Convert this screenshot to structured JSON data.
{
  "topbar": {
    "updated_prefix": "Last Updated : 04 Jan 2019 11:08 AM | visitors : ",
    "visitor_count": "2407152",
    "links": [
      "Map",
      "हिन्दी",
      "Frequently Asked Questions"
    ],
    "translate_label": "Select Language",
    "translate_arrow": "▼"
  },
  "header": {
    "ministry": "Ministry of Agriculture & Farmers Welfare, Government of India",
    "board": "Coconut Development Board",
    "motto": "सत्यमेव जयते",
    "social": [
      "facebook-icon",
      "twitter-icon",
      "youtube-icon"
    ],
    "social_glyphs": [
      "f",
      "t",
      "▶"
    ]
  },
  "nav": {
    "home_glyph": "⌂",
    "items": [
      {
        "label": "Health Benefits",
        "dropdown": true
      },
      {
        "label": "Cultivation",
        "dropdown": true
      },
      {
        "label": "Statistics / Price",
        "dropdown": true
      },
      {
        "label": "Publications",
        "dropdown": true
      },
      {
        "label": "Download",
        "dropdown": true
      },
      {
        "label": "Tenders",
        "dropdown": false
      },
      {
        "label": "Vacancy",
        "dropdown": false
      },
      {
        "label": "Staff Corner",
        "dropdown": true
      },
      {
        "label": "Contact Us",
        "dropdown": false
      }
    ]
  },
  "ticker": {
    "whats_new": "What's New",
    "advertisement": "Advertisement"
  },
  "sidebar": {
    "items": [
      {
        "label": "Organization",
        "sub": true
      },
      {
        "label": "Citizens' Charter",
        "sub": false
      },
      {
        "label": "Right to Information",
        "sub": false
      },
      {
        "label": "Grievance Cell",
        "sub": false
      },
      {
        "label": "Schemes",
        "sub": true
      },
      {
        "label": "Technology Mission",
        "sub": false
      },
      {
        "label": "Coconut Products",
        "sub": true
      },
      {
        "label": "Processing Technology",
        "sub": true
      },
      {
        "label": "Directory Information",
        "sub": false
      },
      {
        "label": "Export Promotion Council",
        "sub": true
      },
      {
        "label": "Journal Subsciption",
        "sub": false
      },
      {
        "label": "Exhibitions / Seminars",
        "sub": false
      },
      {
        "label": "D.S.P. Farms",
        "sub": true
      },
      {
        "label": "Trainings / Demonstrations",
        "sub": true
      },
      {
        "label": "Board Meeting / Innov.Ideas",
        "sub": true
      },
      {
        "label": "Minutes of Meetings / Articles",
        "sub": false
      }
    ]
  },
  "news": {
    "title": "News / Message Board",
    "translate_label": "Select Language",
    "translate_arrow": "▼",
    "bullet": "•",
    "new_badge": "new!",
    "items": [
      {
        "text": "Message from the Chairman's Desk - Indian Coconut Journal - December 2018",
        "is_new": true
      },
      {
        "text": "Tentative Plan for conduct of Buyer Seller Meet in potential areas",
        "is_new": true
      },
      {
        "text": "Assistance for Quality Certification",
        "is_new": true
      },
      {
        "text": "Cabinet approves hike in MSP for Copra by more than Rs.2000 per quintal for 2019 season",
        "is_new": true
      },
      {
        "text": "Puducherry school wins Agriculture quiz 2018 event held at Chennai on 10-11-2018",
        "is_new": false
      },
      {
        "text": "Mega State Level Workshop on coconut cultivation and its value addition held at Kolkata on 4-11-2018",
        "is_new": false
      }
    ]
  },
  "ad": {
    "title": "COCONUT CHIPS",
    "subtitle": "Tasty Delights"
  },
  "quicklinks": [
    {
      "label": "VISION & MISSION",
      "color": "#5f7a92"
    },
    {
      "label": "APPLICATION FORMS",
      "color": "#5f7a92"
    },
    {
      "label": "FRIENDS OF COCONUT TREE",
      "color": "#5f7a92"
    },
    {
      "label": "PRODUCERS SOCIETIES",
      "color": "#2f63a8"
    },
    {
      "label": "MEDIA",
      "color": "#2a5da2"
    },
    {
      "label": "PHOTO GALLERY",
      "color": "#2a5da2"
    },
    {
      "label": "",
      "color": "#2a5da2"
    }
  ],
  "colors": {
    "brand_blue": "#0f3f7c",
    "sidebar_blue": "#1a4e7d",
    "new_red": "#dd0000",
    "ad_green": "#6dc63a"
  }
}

* * * * *

* **EXERCISE TASK**: Search the lines above for the string "icon", then show every one that has it.

* **THE RESULT**:
      "facebook-icon",
      "twitter-icon",
      "youtube-icon"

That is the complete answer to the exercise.